Show all lines of the listing that hold the word "JSON".

Dataset excerpts:
>> BEGIN

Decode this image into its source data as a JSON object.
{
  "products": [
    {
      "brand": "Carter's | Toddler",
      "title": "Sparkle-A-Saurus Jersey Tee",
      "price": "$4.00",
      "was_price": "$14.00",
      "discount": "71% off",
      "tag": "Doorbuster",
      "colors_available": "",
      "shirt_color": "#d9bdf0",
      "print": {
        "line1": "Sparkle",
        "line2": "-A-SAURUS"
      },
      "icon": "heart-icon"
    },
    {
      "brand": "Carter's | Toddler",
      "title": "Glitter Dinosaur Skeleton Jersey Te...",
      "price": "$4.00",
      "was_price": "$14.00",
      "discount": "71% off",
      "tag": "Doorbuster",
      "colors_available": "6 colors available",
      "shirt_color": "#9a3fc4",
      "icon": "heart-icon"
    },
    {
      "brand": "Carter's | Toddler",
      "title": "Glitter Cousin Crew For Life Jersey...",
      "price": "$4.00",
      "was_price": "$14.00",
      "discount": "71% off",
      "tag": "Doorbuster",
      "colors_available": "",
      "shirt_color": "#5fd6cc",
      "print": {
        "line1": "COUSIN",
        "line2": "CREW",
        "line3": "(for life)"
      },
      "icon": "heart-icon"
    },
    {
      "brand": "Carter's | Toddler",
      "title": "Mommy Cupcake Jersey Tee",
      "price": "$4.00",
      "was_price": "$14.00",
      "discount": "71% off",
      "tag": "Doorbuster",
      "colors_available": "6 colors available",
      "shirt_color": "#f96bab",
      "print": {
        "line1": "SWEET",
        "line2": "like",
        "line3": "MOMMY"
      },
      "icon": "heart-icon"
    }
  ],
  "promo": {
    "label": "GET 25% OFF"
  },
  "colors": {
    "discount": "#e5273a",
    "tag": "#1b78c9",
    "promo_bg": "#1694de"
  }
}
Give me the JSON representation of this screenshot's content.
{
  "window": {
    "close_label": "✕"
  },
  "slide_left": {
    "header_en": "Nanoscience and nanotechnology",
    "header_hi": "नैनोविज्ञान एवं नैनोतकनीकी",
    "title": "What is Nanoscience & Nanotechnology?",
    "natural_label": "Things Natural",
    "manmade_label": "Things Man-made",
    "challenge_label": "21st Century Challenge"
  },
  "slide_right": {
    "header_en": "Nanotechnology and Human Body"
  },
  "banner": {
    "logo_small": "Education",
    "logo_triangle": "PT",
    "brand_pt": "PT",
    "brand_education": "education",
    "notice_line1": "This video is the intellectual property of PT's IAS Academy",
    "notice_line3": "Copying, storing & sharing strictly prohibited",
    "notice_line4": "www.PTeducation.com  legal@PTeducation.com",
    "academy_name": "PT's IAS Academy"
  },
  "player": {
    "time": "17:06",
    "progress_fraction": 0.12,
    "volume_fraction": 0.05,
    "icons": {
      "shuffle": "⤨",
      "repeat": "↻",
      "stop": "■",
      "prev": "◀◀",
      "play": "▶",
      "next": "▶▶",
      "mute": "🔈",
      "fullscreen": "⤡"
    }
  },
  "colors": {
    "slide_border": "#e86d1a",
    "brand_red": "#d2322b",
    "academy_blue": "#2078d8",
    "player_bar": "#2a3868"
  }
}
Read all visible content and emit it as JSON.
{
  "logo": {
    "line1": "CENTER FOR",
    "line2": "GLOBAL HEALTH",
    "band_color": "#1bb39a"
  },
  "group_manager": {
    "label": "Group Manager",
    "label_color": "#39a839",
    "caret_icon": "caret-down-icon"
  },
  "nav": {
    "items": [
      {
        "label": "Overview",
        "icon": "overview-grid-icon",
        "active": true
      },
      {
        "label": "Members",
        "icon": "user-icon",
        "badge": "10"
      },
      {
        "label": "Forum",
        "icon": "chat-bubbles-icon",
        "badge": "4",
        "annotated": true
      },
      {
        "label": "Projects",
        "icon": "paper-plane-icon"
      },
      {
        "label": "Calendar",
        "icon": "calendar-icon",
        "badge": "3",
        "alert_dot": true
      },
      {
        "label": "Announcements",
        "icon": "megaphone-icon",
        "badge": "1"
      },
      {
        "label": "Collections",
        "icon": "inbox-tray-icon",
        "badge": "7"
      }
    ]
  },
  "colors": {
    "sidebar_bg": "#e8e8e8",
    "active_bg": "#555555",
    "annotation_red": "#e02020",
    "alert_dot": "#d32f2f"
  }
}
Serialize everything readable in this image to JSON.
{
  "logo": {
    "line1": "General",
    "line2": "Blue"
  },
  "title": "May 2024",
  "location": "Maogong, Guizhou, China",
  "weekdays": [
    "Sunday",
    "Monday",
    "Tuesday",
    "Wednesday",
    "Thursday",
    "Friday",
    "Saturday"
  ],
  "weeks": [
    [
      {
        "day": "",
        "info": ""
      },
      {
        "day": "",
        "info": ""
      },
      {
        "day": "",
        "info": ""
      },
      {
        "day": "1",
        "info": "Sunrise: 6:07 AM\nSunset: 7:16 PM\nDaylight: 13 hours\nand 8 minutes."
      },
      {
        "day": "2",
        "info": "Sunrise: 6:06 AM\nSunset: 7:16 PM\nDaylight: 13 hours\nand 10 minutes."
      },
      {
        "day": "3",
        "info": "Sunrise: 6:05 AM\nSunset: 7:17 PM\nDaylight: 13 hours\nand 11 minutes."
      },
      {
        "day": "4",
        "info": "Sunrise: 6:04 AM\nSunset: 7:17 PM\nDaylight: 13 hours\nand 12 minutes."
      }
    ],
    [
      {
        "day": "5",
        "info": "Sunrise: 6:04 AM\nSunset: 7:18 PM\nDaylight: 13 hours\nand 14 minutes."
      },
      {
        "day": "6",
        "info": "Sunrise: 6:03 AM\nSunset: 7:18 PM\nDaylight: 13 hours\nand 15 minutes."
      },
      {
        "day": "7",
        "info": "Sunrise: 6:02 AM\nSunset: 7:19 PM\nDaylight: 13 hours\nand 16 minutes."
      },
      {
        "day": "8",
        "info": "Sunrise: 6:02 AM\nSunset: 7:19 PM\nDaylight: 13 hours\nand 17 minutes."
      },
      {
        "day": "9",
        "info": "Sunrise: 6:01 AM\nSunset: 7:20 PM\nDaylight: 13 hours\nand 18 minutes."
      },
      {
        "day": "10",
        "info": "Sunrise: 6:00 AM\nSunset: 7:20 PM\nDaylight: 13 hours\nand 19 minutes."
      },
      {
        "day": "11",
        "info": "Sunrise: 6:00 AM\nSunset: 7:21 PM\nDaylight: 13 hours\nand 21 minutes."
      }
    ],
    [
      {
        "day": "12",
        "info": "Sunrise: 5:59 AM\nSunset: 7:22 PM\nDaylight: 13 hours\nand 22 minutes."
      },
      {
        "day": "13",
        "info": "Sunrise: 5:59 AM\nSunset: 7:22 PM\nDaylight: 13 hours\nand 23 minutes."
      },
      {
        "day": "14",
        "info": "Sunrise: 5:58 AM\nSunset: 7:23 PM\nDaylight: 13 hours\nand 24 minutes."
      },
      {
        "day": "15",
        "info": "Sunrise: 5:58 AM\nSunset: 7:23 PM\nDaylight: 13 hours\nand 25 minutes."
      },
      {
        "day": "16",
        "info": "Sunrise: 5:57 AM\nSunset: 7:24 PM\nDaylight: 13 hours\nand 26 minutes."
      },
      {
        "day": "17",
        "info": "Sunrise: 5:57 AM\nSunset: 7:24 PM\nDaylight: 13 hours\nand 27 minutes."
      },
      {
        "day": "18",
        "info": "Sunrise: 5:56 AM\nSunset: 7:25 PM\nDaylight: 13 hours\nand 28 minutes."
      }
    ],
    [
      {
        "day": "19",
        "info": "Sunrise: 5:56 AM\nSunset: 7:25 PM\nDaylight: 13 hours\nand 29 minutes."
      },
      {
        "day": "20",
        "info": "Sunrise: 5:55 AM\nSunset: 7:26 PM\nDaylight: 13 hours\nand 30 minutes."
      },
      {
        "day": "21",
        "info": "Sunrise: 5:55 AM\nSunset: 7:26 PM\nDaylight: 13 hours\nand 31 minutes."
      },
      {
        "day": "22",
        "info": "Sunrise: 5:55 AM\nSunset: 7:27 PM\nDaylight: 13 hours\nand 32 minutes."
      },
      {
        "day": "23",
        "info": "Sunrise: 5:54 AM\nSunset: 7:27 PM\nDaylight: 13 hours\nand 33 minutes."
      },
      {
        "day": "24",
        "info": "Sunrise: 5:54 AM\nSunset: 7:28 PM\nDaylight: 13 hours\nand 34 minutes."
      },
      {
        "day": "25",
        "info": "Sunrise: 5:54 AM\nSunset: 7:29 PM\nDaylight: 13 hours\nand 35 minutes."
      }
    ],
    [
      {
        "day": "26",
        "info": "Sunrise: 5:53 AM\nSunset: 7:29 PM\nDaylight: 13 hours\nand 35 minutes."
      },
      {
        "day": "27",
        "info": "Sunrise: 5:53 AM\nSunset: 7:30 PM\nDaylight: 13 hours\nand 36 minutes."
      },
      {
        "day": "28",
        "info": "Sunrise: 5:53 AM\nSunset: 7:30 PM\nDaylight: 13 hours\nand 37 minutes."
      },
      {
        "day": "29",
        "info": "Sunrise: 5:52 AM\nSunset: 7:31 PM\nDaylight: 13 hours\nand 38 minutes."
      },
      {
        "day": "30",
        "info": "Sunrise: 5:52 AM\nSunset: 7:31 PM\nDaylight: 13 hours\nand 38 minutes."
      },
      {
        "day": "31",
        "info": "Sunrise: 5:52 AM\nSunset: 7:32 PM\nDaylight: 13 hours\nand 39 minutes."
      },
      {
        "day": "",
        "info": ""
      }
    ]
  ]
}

>> END

▸ **ANSWER TO THIS TASK**:
Decode this image into its source data as a JSON object.
Give me the JSON representation of this screenshot's content.
Read all visible content and emit it as JSON.
Serialize everything readable in this image to JSON.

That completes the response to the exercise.